◆ **Rows**
%%

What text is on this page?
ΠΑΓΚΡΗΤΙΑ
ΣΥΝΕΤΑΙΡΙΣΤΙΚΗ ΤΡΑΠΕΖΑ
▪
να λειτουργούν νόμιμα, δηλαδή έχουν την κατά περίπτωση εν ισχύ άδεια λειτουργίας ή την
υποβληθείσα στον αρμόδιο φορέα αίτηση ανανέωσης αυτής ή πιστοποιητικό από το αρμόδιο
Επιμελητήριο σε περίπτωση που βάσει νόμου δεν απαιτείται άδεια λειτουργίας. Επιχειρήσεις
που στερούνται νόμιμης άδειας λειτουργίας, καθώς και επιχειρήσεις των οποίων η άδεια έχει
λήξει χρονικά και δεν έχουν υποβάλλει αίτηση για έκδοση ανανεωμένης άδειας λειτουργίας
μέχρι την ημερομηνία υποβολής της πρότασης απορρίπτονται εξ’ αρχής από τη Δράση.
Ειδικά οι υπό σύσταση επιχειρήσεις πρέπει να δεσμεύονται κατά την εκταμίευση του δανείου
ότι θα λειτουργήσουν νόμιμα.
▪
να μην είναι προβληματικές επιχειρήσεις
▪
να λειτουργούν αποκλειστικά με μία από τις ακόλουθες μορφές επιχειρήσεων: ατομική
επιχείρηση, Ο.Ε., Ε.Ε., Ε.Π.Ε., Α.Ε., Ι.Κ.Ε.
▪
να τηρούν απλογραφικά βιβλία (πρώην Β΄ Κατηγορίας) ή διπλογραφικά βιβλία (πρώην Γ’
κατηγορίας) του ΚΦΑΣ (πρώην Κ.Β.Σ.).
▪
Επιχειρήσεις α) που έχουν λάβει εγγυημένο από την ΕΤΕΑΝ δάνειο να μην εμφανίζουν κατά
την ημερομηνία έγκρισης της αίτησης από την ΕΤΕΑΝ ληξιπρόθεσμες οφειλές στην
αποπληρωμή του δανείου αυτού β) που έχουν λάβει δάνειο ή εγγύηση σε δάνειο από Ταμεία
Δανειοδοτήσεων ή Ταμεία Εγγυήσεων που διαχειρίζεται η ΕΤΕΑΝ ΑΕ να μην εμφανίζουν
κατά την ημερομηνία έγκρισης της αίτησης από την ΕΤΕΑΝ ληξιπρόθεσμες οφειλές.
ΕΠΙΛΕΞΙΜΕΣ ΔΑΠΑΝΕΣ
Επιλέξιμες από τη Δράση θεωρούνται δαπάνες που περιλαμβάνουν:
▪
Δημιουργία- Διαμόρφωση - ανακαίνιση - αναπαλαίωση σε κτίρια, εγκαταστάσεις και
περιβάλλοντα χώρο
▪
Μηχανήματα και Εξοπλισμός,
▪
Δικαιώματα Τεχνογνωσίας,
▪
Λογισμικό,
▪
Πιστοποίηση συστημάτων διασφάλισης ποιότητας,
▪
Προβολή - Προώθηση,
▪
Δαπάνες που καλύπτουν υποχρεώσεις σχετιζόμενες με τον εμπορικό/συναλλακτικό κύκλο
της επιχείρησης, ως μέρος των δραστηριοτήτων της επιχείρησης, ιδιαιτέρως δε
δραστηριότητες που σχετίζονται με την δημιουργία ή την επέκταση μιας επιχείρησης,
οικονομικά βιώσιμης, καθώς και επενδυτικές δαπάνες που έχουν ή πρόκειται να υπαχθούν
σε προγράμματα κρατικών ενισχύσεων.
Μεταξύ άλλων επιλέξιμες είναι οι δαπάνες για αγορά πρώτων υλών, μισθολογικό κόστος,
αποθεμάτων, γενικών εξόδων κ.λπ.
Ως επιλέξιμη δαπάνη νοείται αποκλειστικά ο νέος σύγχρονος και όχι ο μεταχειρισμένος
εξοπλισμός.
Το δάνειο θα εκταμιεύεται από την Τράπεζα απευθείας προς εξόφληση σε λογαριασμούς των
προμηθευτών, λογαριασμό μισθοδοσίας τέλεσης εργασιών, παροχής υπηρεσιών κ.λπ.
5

%%
%%

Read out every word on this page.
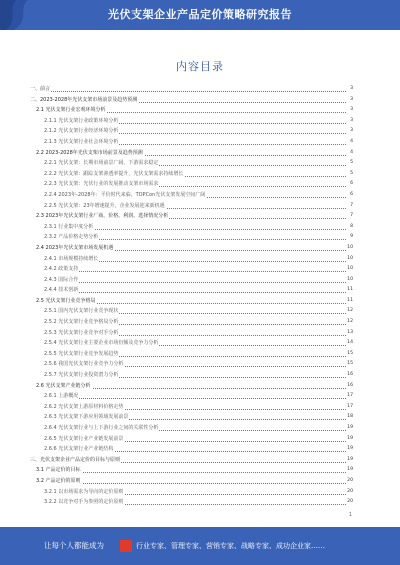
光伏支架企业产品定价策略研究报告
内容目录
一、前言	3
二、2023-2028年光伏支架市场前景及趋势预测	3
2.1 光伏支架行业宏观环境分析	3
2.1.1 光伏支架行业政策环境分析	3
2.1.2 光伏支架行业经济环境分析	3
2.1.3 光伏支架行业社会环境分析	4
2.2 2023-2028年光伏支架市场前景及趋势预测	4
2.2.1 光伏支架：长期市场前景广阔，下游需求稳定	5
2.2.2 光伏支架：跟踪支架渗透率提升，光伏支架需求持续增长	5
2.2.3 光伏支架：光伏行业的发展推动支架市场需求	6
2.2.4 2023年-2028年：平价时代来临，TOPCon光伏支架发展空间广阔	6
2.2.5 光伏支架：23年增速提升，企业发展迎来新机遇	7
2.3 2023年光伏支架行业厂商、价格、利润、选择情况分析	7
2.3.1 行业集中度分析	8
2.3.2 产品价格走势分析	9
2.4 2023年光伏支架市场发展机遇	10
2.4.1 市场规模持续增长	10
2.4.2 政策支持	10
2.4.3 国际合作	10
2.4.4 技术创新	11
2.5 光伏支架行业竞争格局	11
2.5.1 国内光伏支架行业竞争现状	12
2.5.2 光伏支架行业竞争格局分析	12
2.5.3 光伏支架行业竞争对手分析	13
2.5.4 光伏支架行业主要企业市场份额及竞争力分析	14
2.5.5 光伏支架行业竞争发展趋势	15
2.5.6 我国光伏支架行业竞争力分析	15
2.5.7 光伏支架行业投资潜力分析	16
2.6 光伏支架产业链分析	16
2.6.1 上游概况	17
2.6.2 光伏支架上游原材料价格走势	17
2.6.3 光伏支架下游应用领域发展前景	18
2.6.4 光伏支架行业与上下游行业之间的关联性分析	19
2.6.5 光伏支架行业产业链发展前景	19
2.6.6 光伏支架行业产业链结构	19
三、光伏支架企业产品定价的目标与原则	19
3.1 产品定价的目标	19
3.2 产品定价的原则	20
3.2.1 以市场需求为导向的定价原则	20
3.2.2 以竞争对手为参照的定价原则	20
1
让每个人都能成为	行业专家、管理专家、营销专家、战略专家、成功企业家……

%%
%%

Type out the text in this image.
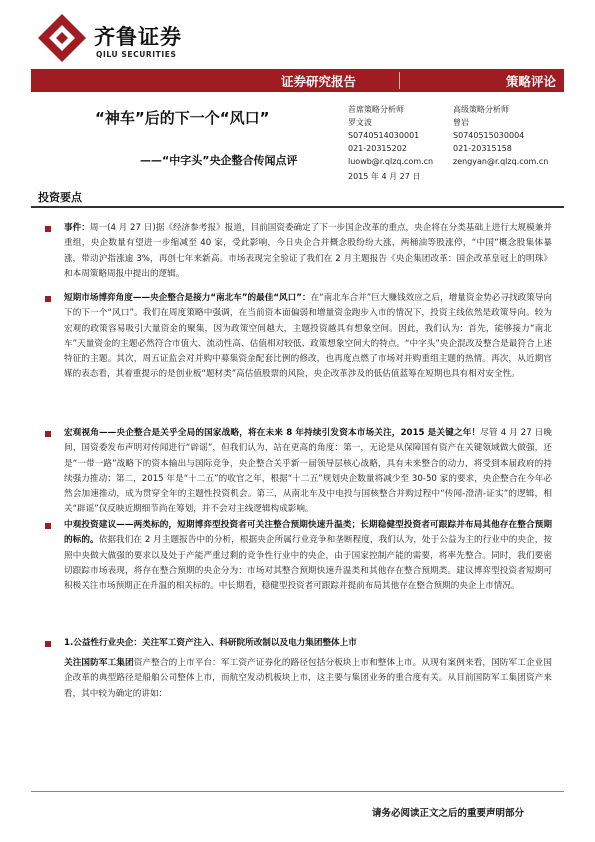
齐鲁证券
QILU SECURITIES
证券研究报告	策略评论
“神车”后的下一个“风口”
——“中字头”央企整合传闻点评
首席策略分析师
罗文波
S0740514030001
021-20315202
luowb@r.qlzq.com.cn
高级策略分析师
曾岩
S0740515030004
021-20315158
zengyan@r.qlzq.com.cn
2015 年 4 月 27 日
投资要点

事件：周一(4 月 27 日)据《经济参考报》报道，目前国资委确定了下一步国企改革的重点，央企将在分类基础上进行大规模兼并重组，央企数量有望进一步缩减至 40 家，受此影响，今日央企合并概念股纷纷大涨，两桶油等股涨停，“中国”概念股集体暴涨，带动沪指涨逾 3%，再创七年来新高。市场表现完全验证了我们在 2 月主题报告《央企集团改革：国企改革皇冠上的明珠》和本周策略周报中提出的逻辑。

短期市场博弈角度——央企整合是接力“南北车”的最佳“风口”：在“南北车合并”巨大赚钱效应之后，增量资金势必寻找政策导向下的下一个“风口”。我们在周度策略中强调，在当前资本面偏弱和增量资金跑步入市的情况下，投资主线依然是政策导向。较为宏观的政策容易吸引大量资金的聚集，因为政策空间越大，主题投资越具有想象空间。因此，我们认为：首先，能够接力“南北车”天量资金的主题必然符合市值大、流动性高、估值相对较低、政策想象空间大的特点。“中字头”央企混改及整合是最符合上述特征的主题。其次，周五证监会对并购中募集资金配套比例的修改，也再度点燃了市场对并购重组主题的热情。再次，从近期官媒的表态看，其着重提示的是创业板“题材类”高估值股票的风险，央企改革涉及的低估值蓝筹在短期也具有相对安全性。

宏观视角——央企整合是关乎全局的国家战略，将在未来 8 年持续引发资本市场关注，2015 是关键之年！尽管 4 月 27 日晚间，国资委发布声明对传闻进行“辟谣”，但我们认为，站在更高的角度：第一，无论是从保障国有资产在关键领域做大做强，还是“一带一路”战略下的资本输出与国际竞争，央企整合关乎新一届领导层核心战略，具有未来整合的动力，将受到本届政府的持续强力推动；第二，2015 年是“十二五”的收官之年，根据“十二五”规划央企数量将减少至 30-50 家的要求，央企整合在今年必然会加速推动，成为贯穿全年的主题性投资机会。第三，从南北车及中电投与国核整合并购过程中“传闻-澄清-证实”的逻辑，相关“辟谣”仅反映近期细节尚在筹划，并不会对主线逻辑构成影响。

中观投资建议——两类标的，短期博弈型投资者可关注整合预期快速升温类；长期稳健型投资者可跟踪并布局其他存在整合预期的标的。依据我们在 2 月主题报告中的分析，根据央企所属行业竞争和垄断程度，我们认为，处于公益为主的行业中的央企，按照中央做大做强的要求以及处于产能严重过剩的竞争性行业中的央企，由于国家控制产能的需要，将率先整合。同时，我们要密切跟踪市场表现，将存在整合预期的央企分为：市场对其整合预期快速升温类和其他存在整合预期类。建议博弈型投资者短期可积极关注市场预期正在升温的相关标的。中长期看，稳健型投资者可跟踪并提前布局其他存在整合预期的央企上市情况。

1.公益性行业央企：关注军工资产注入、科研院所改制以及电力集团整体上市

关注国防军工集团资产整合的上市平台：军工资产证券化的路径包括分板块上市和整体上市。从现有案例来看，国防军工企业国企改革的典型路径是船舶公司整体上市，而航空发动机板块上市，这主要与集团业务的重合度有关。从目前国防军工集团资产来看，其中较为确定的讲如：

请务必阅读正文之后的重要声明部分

%%

◆ **What this task involves**
Make a copy of each line that contains the string "λάβει".

◆ **Answer to this problem**
Επιχειρήσεις α) που έχουν λάβει εγγυημένο από την ΕΤΕΑΝ δάνειο να μην εμφανίζουν κατά
αποπληρωμή του δανείου αυτού β) που έχουν λάβει δάνειο ή εγγύηση σε δάνειο από Ταμεία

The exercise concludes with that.